Listing –

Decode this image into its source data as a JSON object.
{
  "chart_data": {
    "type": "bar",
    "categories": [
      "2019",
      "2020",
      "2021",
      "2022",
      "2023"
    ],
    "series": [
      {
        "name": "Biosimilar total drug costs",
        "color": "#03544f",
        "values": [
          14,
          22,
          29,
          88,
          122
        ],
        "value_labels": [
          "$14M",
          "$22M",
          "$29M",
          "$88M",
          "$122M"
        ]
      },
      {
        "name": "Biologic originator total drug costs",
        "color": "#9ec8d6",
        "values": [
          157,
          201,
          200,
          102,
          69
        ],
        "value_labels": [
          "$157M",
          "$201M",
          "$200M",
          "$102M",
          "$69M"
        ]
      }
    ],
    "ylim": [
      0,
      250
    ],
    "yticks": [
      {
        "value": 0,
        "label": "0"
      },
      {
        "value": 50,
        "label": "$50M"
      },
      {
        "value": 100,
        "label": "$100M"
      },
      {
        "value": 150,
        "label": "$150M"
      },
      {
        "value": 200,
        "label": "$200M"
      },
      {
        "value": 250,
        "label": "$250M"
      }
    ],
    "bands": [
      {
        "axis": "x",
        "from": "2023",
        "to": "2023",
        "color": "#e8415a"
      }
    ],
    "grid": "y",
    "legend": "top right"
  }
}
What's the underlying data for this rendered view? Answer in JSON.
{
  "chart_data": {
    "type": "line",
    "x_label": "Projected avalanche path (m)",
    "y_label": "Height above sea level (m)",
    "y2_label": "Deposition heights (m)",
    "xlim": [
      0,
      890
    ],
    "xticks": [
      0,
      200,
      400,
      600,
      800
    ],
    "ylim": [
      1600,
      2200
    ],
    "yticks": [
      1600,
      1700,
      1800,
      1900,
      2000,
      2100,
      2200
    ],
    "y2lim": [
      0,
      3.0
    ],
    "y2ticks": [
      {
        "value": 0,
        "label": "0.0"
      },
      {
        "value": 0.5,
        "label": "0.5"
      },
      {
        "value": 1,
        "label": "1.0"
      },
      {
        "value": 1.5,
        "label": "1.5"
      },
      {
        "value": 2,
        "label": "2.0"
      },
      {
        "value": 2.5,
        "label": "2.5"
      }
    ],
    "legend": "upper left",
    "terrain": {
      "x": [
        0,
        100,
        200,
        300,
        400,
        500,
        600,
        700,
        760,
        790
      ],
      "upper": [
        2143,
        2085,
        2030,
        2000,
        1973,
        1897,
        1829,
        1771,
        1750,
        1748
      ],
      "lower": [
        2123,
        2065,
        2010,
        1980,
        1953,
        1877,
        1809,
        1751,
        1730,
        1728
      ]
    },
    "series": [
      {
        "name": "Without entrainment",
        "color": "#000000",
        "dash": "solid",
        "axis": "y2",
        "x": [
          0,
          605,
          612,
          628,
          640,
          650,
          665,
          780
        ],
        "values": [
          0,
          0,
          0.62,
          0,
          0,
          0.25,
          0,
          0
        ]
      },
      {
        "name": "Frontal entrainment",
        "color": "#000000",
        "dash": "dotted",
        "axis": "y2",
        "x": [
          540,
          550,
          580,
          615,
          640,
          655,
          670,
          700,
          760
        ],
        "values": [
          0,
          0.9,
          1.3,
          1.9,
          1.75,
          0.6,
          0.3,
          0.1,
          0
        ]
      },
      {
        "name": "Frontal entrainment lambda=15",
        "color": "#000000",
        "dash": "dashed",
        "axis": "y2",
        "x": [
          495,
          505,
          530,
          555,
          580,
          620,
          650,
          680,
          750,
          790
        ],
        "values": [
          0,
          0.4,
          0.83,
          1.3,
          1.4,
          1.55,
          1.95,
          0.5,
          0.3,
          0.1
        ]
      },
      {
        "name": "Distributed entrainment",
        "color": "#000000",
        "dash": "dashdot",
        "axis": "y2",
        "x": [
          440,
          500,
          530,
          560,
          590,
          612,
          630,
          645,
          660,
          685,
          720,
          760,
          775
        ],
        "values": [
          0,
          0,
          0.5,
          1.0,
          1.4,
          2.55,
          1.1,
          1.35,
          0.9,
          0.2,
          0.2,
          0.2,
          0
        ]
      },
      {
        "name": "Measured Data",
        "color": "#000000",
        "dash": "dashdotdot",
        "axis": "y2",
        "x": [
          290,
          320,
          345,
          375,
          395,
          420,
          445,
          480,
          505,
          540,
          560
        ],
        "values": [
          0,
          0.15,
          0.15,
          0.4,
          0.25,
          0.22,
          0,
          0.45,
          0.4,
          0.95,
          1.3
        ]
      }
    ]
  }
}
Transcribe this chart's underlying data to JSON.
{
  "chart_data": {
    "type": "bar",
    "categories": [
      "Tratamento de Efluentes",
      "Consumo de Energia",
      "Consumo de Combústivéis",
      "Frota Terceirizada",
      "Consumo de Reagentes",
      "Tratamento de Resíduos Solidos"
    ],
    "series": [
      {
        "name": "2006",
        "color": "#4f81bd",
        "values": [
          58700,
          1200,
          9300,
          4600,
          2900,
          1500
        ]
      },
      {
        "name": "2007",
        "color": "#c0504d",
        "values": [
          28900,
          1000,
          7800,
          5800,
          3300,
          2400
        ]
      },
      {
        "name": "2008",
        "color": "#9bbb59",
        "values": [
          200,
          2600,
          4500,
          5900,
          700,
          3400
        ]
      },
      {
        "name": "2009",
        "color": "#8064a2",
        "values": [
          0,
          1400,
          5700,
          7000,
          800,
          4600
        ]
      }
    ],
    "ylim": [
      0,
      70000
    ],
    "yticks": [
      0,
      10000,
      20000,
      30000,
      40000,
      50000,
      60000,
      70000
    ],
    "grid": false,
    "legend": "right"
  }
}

Exercise prompt – Type the whole listing again, unaltered.

Response for this exercise –
Decode this image into its source data as a JSON object.
{
  "chart_data": {
    "type": "bar",
    "categories": [
      "2019",
      "2020",
      "2021",
      "2022",
      "2023"
    ],
    "series": [
      {
        "name": "Biosimilar total drug costs",
        "color": "#03544f",
        "values": [
          14,
          22,
          29,
          88,
          122
        ],
        "value_labels": [
          "$14M",
          "$22M",
          "$29M",
          "$88M",
          "$122M"
        ]
      },
      {
        "name": "Biologic originator total drug costs",
        "color": "#9ec8d6",
        "values": [
          157,
          201,
          200,
          102,
          69
        ],
        "value_labels": [
          "$157M",
          "$201M",
          "$200M",
          "$102M",
          "$69M"
        ]
      }
    ],
    "ylim": [
      0,
      250
    ],
    "yticks": [
      {
        "value": 0,
        "label": "0"
      },
      {
        "value": 50,
        "label": "$50M"
      },
      {
        "value": 100,
        "label": "$100M"
      },
      {
        "value": 150,
        "label": "$150M"
      },
      {
        "value": 200,
        "label": "$200M"
      },
      {
        "value": 250,
        "label": "$250M"
      }
    ],
    "bands": [
      {
        "axis": "x",
        "from": "2023",
        "to": "2023",
        "color": "#e8415a"
      }
    ],
    "grid": "y",
    "legend": "top right"
  }
}
What's the underlying data for this rendered view? Answer in JSON.
{
  "chart_data": {
    "type": "line",
    "x_label": "Projected avalanche path (m)",
    "y_label": "Height above sea level (m)",
    "y2_label": "Deposition heights (m)",
    "xlim": [
      0,
      890
    ],
    "xticks": [
      0,
      200,
      400,
      600,
      800
    ],
    "ylim": [
      1600,
      2200
    ],
    "yticks": [
      1600,
      1700,
      1800,
      1900,
      2000,
      2100,
      2200
    ],
    "y2lim": [
      0,
      3.0
    ],
    "y2ticks": [
      {
        "value": 0,
        "label": "0.0"
      },
      {
        "value": 0.5,
        "label": "0.5"
      },
      {
        "value": 1,
        "label": "1.0"
      },
      {
        "value": 1.5,
        "label": "1.5"
      },
      {
        "value": 2,
        "label": "2.0"
      },
      {
        "value": 2.5,
        "label": "2.5"
      }
    ],
    "legend": "upper left",
    "terrain": {
      "x": [
        0,
        100,
        200,
        300,
        400,
        500,
        600,
        700,
        760,
        790
      ],
      "upper": [
        2143,
        2085,
        2030,
        2000,
        1973,
        1897,
        1829,
        1771,
        1750,
        1748
      ],
      "lower": [
        2123,
        2065,
        2010,
        1980,
        1953,
        1877,
        1809,
        1751,
        1730,
        1728
      ]
    },
    "series": [
      {
        "name": "Without entrainment",
        "color": "#000000",
        "dash": "solid",
        "axis": "y2",
        "x": [
          0,
          605,
          612,
          628,
          640,
          650,
          665,
          780
        ],
        "values": [
          0,
          0,
          0.62,
          0,
          0,
          0.25,
          0,
          0
        ]
      },
      {
        "name": "Frontal entrainment",
        "color": "#000000",
        "dash": "dotted",
        "axis": "y2",
        "x": [
          540,
          550,
          580,
          615,
          640,
          655,
          670,
          700,
          760
        ],
        "values": [
          0,
          0.9,
          1.3,
          1.9,
          1.75,
          0.6,
          0.3,
          0.1,
          0
        ]
      },
      {
        "name": "Frontal entrainment lambda=15",
        "color": "#000000",
        "dash": "dashed",
        "axis": "y2",
        "x": [
          495,
          505,
          530,
          555,
          580,
          620,
          650,
          680,
          750,
          790
        ],
        "values": [
          0,
          0.4,
          0.83,
          1.3,
          1.4,
          1.55,
          1.95,
          0.5,
          0.3,
          0.1
        ]
      },
      {
        "name": "Distributed entrainment",
        "color": "#000000",
        "dash": "dashdot",
        "axis": "y2",
        "x": [
          440,
          500,
          530,
          560,
          590,
          612,
          630,
          645,
          660,
          685,
          720,
          760,
          775
        ],
        "values": [
          0,
          0,
          0.5,
          1.0,
          1.4,
          2.55,
          1.1,
          1.35,
          0.9,
          0.2,
          0.2,
          0.2,
          0
        ]
      },
      {
        "name": "Measured Data",
        "color": "#000000",
        "dash": "dashdotdot",
        "axis": "y2",
        "x": [
          290,
          320,
          345,
          375,
          395,
          420,
          445,
          480,
          505,
          540,
          560
        ],
        "values": [
          0,
          0.15,
          0.15,
          0.4,
          0.25,
          0.22,
          0,
          0.45,
          0.4,
          0.95,
          1.3
        ]
      }
    ]
  }
}
Transcribe this chart's underlying data to JSON.
{
  "chart_data": {
    "type": "bar",
    "categories": [
      "Tratamento de Efluentes",
      "Consumo de Energia",
      "Consumo de Combústivéis",
      "Frota Terceirizada",
      "Consumo de Reagentes",
      "Tratamento de Resíduos Solidos"
    ],
    "series": [
      {
        "name": "2006",
        "color": "#4f81bd",
        "values": [
          58700,
          1200,
          9300,
          4600,
          2900,
          1500
        ]
      },
      {
        "name": "2007",
        "color": "#c0504d",
        "values": [
          28900,
          1000,
          7800,
          5800,
          3300,
          2400
        ]
      },
      {
        "name": "2008",
        "color": "#9bbb59",
        "values": [
          200,
          2600,
          4500,
          5900,
          700,
          3400
        ]
      },
      {
        "name": "2009",
        "color": "#8064a2",
        "values": [
          0,
          1400,
          5700,
          7000,
          800,
          4600
        ]
      }
    ],
    "ylim": [
      0,
      70000
    ],
    "yticks": [
      0,
      10000,
      20000,
      30000,
      40000,
      50000,
      60000,
      70000
    ],
    "grid": false,
    "legend": "right"
  }
}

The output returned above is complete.